# start of PASSAGE GIVEN

Participative Management may fail because of the following reasons:
Resistance to Change: Participative Management calls for a change in the entire organizational culture. Older employees specially resist change and do not welcome it. They take it as a device to curtail their powers. Training is also not welcome.
Workers tendency to deviate: Managers must be aware of the tendency of the workers to try spending more time formulating strategies than focus on job in hand. This needs to taken care of. Again top level management may not support this style if they find existent inefficiencies.
One stop Solution: Participative management can not always be a one stop solution for every problem. Often the manager needs to delegate or take a decision on his own without consulting or seeking others advice. For example, cases where disciplinary action is needed do not qualify for participative management.
Size of the Organization: This style of management can be more difficult to implement in organizations that are big in size. Big size means that there are large numbers of management layers. This often makes registering opinions and suggestions difficult. More difficult can be the implementation of the same.
Abuse of Authority: Managers sometimes look upon their own jobs as a license instead as a responsibility. They are unwilling to give away some authority to their subordinate which slows down and chokes the process of decision making. Often such managers complain of being overburdened with responsibilities. This fails the idea of participative management.
Misunderstanding Participation: This is yet another reason for failure of participative management. Managers sometimes fail to understand that participative management is not the same as delegating or distributing responsibility. They fail to realize that participative style also involves considering the suggestions and recommendations of employees with respect and dignity.
Impact of Globalization on Participative Management:
- Evolution of Participative Management: The concept of participative management is a result of globalization.

# end of PASSAGE GIVEN
# start of DATASET CONTENT

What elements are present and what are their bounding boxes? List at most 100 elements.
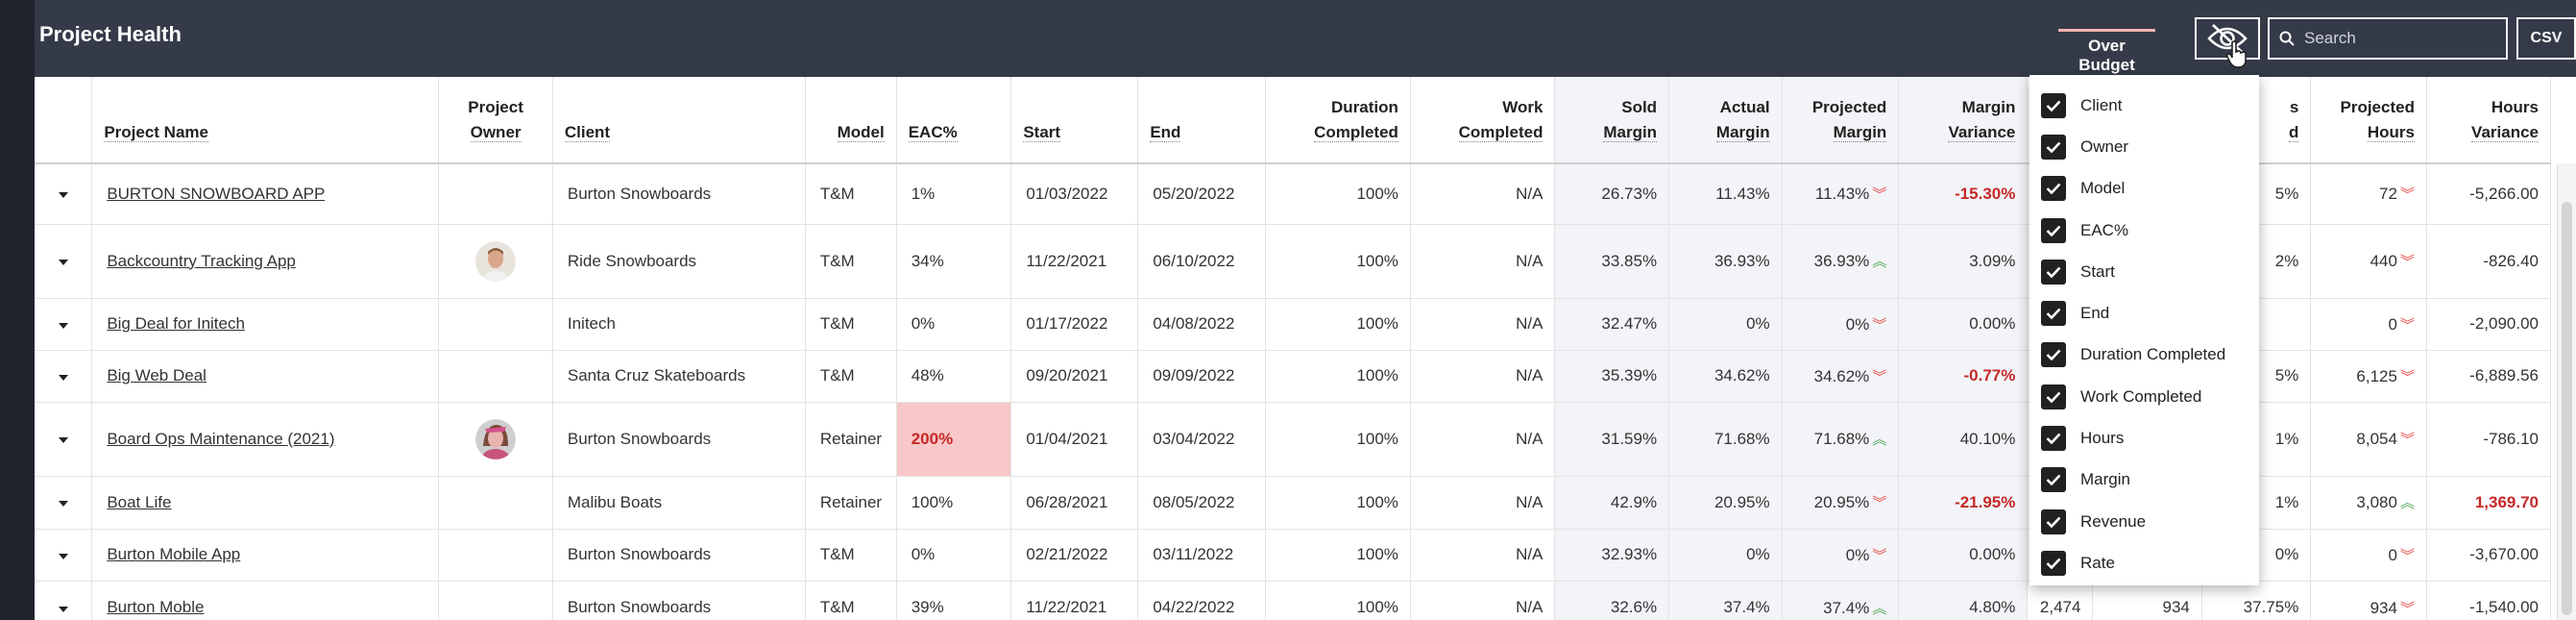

# end of DATASET CONTENT

* **WRITTEN TASKS**
a. Answer these questions using the passage on participative management:
(i) Which employees especially resist change?
(ii) What kind of case is given as not qualifying for participative management?
(iii) What is the concept of participative management called a result of?
b. Return the portion of the passage on participative management starting at "Abuse of Authority: Managers" and ending at "idea of participative management.".
c. Resume the passage on participative management after its final sentence.
The data come from a different source than the passage.

* **EXPECTED RESPONSES**
a.
(i) Older employees.
(ii) Cases where disciplinary action is needed.
(iii) Globalization.

b.
Abuse of Authority: Managers sometimes look upon their own jobs as a license instead as a responsibility. They are unwilling to give away some authority to their subordinate which slows down and chokes the process of decision making. Often such managers complain of being overburdened with responsibilities. This fails the idea of participative management.

c.
- Global Challenges can be faced: For better production, better quality, global standards
- Serving global customers:
- Better Problem Solving:
- Enhanced team culture:
- Healthy IR conditions
Impact of Globalization on Quality Circles
A quality circle is a participatory management technique that enlists the help of employees in solving problems related to their own jobs.
A quality circle is a volunteer group composed of workers usually under the leadership of their supervisor who are trained to identify, analyze and solve work-related problems and present their solutions to management in order to improve the performance of the organization, and motivate and enrich the work of employees.
Quality circles are typically more formal groups. They meet regularly on company time and are trained by competent persons (usually designated as facilitators) who may be personnel and industrial relations specialists trained in human factors and the basic skills of problem identification, information gathering and analysis, basic statistics, and solution generation.
The Impact of Globalization on Quality circle:
- Improvement in human relations and workplaces morale: Quality circle is a result of diversified employees working towards one common goal. Due to globalization, a diversified group of employees work together in the same organisation which has led to improvement of human relation or relationship between employees from all over the world and this has led to an increase in morale in the workplace of employees.
- Promotion of work culture: The work culture has become healthy due to the diversity of employees in an organisation. Globalization has promoted work culture i.e every employee is anxious to work due to availability of various opportunities available to them. Example salary raise, change of working area and so on.
- Enhancement of job interest: Due to globalization quality circles have enhanced job interest in the employees by allocating them to job they do best and offering an exciting working environment.
- Effective team work: Team work has been highly achieved by quality circle due to globalization and availability of employees from around the world. This quality circle creates a spirit of belonging in the employees hence motivate and encourage them to work together.
- Reducing defects and improving quality: Globalization has demanded to produce better quality products to sustain the global competition. Quality circle has placed a significant role in identifying defects and improving quality of product according to global or international standard.
- Improving of productivity: Quality circle promote the productivity of organization by ensuring that production goes smoothly and problems hindering production are solved as soon as possible. Due to globalization, best ideas from different employees belonging to different countries come to one place thus improving the overall productivity.
- Enhancing problem solving capacity: Quality circle enhances problem solving due to the fact that they consider all the possible problems and work hand in hand to solve them before any harm is reached. Employees from different parts of the world share their best practices resulting the best probable solution in a quality circle.
- Improving communication and interaction: Quality circle improved communication skill and interaction skills by mixing up all the people from many part of the world and train them on soft communication skills.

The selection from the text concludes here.